===== Input material

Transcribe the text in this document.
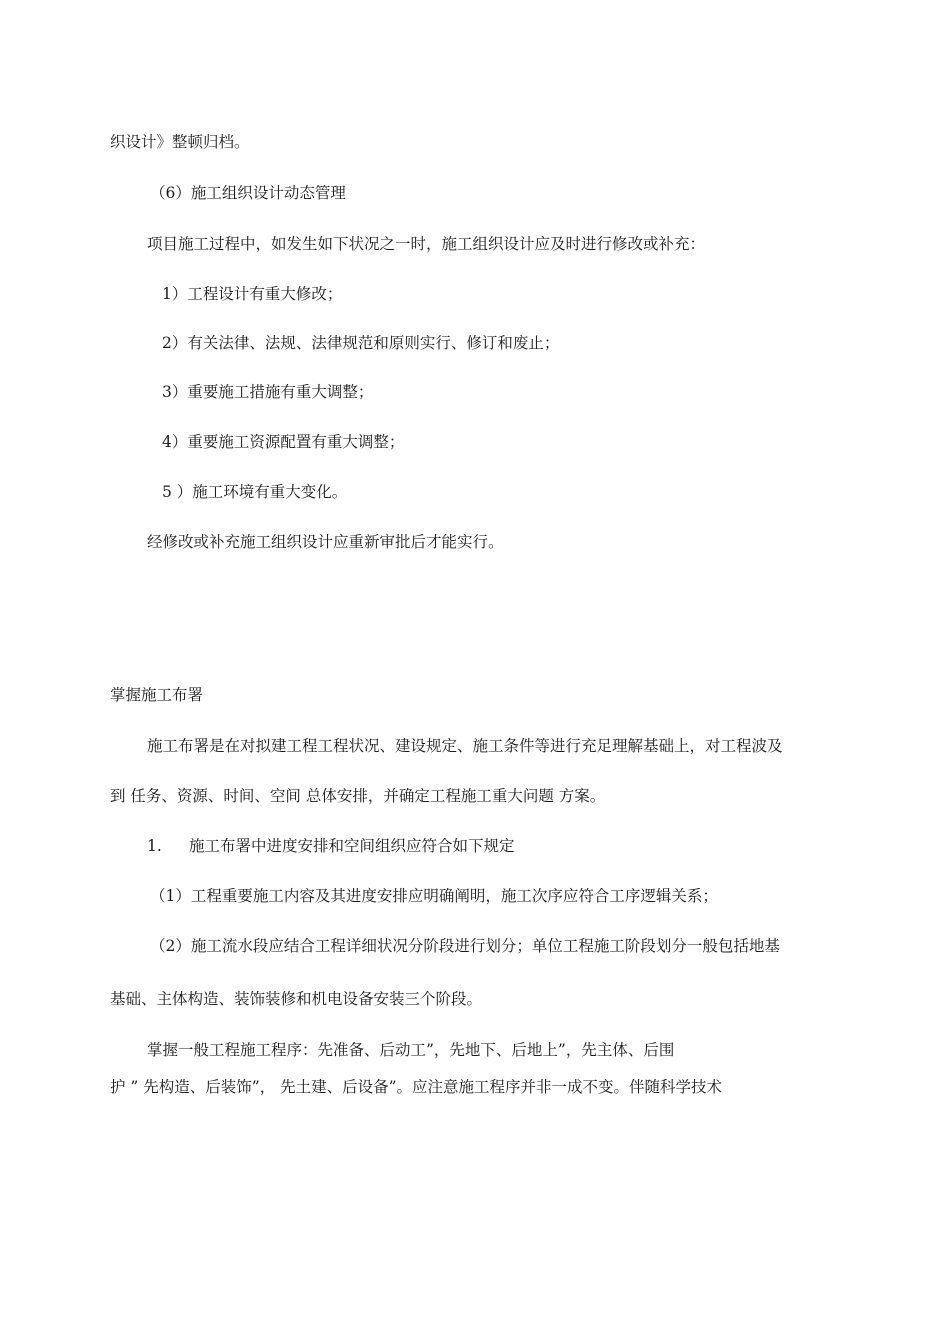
织设计》整顿归档。
（6）施工组织设计动态管理
项目施工过程中，如发生如下状况之一时，施工组织设计应及时进行修改或补充：
1）工程设计有重大修改；
2）有关法律、法规、法律规范和原则实行、修订和废止；
3）重要施工措施有重大调整；
4）重要施工资源配置有重大调整；
5 ）施工环境有重大变化。
经修改或补充施工组织设计应重新审批后才能实行。
掌握施工布署
施工布署是在对拟建工程工程状况、建设规定、施工条件等进行充足理解基础上，对工程波及
到 任务、资源、时间、空间 总体安排，并确定工程施工重大问题 方案。
1. 施工布署中进度安排和空间组织应符合如下规定
（1）工程重要施工内容及其进度安排应明确阐明，施工次序应符合工序逻辑关系；
（2）施工流水段应结合工程详细状况分阶段进行划分；单位工程施工阶段划分一般包括地基
基础、主体构造、装饰装修和机电设备安装三个阶段。
掌握一般工程施工程序：先准备、后动工”，先地下、后地上”，先主体、后围
护 ” 先构造、后装饰”， 先土建、后设备”。应注意施工程序并非一成不变。伴随科学技术
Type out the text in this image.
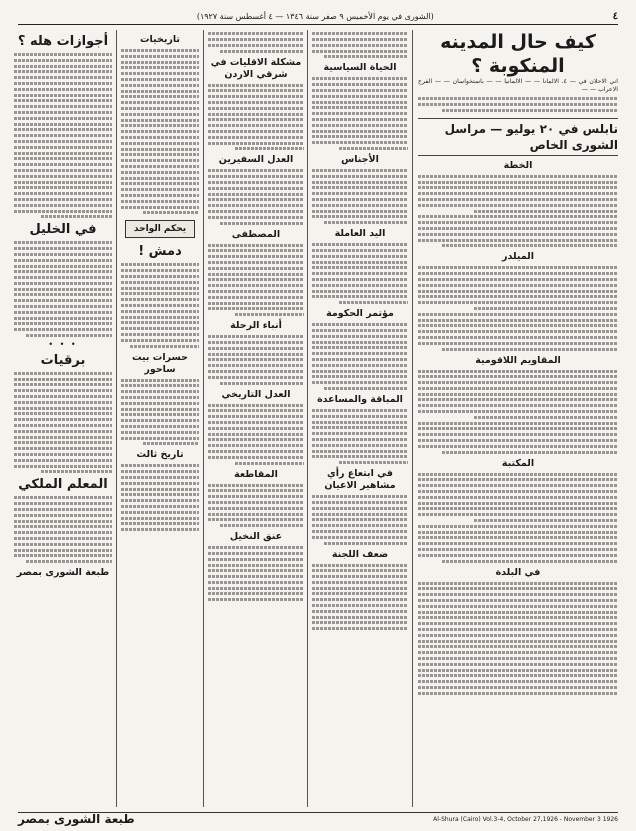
(الشورى في يوم الأخميس ٩ صفر سنة ١٣٤٦ — ٤ أغسطس سنة ١٩٢٧)	٤
كيف حال المدينه المنكوبة ؟
اني الاحلان في — ٤. الالمانا — — الالمانيا — — باستخواسان — — الفرح الاعراب — —
نابلس في ٢٠ يوليو — مراسل الشورى الخاص
الخطة
الميلدر
المقاويم اللاقومية
المكتبة
في البلدة
الحياة السياسية
الأجناس
اليد العاملة
مؤتمر الحكومة
المباقة والمساعدة
في ابتعاع رأي مشاهير الاعيان
ضعف اللجنة
مشكلة الاقليات في شرقي الاردن
العدل السفيرين
المصطفى
أنباء الرحلة
العدل التاريخي
المقاطعة
عنق النخيل
تاريخيات
يحكم الواحد
دمش !
حسرات بيت ساحور
تاريخ ثالث
أجوازات هله ؟
في الخليل
• • •
برقيات
المعلم الملكي
طبعة الشورى بمصر
طبعة الشورى بمصر	Al-Shura (Cairo) Vol.3-4, October 27,1926 - November 3 1926
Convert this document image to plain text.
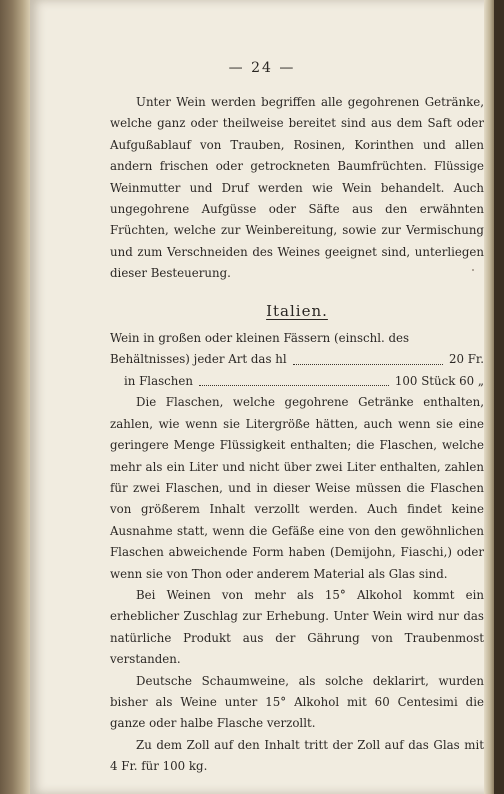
— 24 —

Unter Wein werden begriffen alle gegohrenen Getränke, welche ganz oder theilweise bereitet sind aus dem Saft oder Aufgußablauf von Trauben, Rosinen, Korinthen und allen andern frischen oder getrockneten Baumfrüchten. Flüssige Weinmutter und Druf werden wie Wein behandelt. Auch ungegohrene Aufgüsse oder Säfte aus den erwähnten Früchten, welche zur Weinbereitung, sowie zur Vermischung und zum Verschneiden des Weines geeignet sind, unterliegen dieser Besteuerung.

Italien.

Wein in großen oder kleinen Fässern (einschl. des

Behältnisses) jeder Art das hl	20 Fr.
in Flaschen	100 Stück 60 „

Die Flaschen, welche gegohrene Getränke enthalten, zahlen, wie wenn sie Litergröße hätten, auch wenn sie eine geringere Menge Flüssigkeit enthalten; die Flaschen, welche mehr als ein Liter und nicht über zwei Liter enthalten, zahlen für zwei Flaschen, und in dieser Weise müssen die Flaschen von größerem Inhalt verzollt werden. Auch findet keine Ausnahme statt, wenn die Gefäße eine von den gewöhnlichen Flaschen abweichende Form haben (Demijohn, Fiaschi,) oder wenn sie von Thon oder anderem Material als Glas sind.

Bei Weinen von mehr als 15° Alkohol kommt ein erheblicher Zuschlag zur Erhebung. Unter Wein wird nur das natürliche Produkt aus der Gährung von Traubenmost verstanden.

Deutsche Schaumweine, als solche deklarirt, wurden bisher als Weine unter 15° Alkohol mit 60 Centesimi die ganze oder halbe Flasche verzollt.

Zu dem Zoll auf den Inhalt tritt der Zoll auf das Glas mit 4 Fr. für 100 kg.
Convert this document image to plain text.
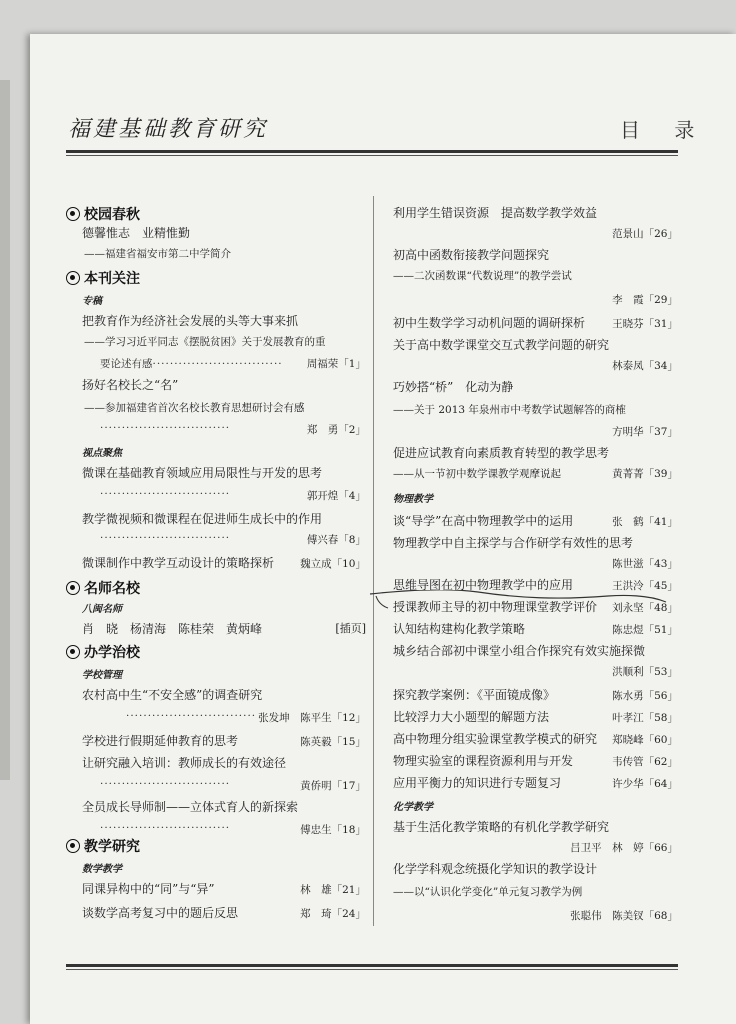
福建基础教育研究	目 录
校园春秋
德馨惟志　业精惟勤
——福建省福安市第二中学简介
本刊关注
专稿
把教育作为经济社会发展的头等大事来抓
——学习习近平同志《摆脱贫困》关于发展教育的重
要论述有感······························	周福荣「1」
扬好名校长之“名”
——参加福建省首次名校长教育思想研讨会有感
······························	郑　勇「2」
视点聚焦
微课在基础教育领域应用局限性与开发的思考
······························	郭开煌「4」
教学微视频和微课程在促进师生成长中的作用
······························	傅兴春「8」
微课制作中教学互动设计的策略探析 魏立成「10」
名师名校
八闽名师
肖　晓　杨清海　陈桂荣　黄炳峰	[插页]
办学治校
学校管理
农村高中生“不安全感”的调查研究
······························ 张发坤　陈平生「12」
学校进行假期延伸教育的思考	陈英毅「15」
让研究融入培训：教师成长的有效途径
······························	黄侨明「17」
全员成长导师制——立体式育人的新探索
······························	傅忠生「18」
教学研究
数学教学
同课异构中的“同”与“异”	林　雄「21」
谈数学高考复习中的题后反思	郑　琦「24」
利用学生错误资源　提高数学教学效益
范景山「26」
初高中函数衔接教学问题探究
——二次函数课“代数说理”的教学尝试
李　霞「29」
初中生数学学习动机问题的调研探析	王晓芬「31」
关于高中数学课堂交互式教学问题的研究
林泰凤「34」
巧妙搭“桥”　化动为静
——关于 2013 年泉州市中考数学试题解答的商榷
方明华「37」
促进应试教育向素质教育转型的教学思考
——从一节初中数学课教学观摩说起	黄菁菁「39」
物理教学
谈“导学”在高中物理教学中的运用	张　鹤「41」
物理教学中自主探学与合作研学有效性的思考
陈世滋「43」
思维导图在初中物理教学中的应用	王洪泠「45」
授课教师主导的初中物理课堂教学评价 刘永坚「48」
认知结构建构化教学策略	陈忠煜「51」
城乡结合部初中课堂小组合作探究有效实施探微
洪顺利「53」
探究教学案例：《平面镜成像》	陈水勇「56」
比较浮力大小题型的解题方法	叶孝江「58」
高中物理分组实验课堂教学模式的研究 郑晓峰「60」
物理实验室的课程资源利用与开发	韦传管「62」
应用平衡力的知识进行专题复习	许少华「64」
化学教学
基于生活化教学策略的有机化学教学研究
吕卫平　林　婷「66」
化学学科观念统摄化学知识的教学设计
——以“认识化学变化”单元复习教学为例
张聪伟　陈美钗「68」
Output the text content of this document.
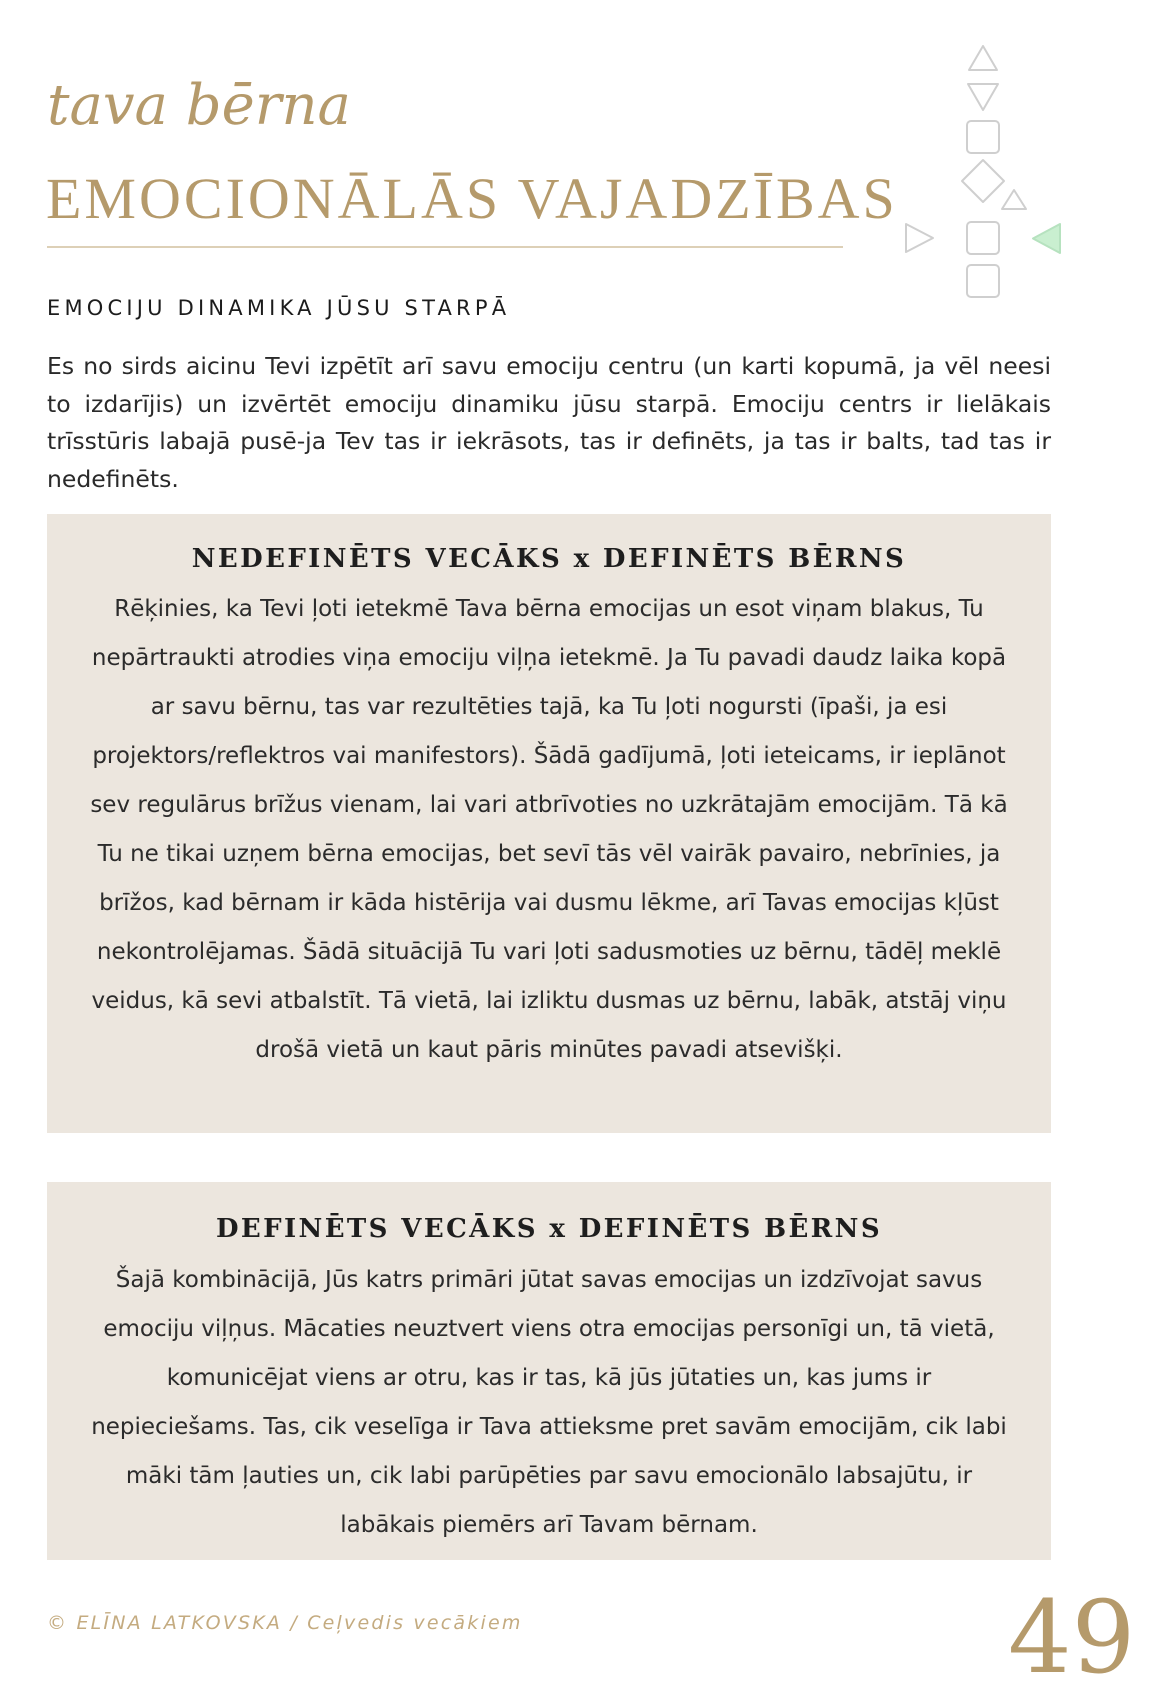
tava bērna
EMOCIONĀLĀS VAJADZĪBAS
EMOCIJU DINAMIKA JŪSU STARPĀ

Es no sirds aicinu Tevi izpētīt arī savu emociju centru (un karti kopumā, ja vēl neesi to izdarījis) un izvērtēt emociju dinamiku jūsu starpā. Emociju centrs ir lielākais trīsstūris labajā pusē-ja Tev tas ir iekrāsots, tas ir definēts, ja tas ir balts, tad tas ir nedefinēts.

NEDEFINĒTS VECĀKS x DEFINĒTS BĒRNS

Rēķinies, ka Tevi ļoti ietekmē Tava bērna emocijas un esot viņam blakus, Tu nepārtraukti atrodies viņa emociju viļņa ietekmē. Ja Tu pavadi daudz laika kopā ar savu bērnu, tas var rezultēties tajā, ka Tu ļoti nogursti (īpaši, ja esi projektors/reflektros vai manifestors). Šādā gadījumā, ļoti ieteicams, ir ieplānot sev regulārus brīžus vienam, lai vari atbrīvoties no uzkrātajām emocijām. Tā kā Tu ne tikai uzņem bērna emocijas, bet sevī tās vēl vairāk pavairo, nebrīnies, ja brīžos, kad bērnam ir kāda histērija vai dusmu lēkme, arī Tavas emocijas kļūst nekontrolējamas. Šādā situācijā Tu vari ļoti sadusmoties uz bērnu, tādēļ meklē veidus, kā sevi atbalstīt. Tā vietā, lai izliktu dusmas uz bērnu, labāk, atstāj viņu drošā vietā un kaut pāris minūtes pavadi atsevišķi.

DEFINĒTS VECĀKS x DEFINĒTS BĒRNS

Šajā kombinācijā, Jūs katrs primāri jūtat savas emocijas un izdzīvojat savus emociju viļņus. Mācaties neuztvert viens otra emocijas personīgi un, tā vietā, komunicējat viens ar otru, kas ir tas, kā jūs jūtaties un, kas jums ir nepieciešams. Tas, cik veselīga ir Tava attieksme pret savām emocijām, cik labi māki tām ļauties un, cik labi parūpēties par savu emocionālo labsajūtu, ir labākais piemērs arī Tavam bērnam.

© ELĪNA LATKOVSKA / Ceļvedis vecākiem	49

==========

▶ [Aim of the task] Output nothing but the number of lines in the data containing the string "Getränke".

▶ [Complete answer] 2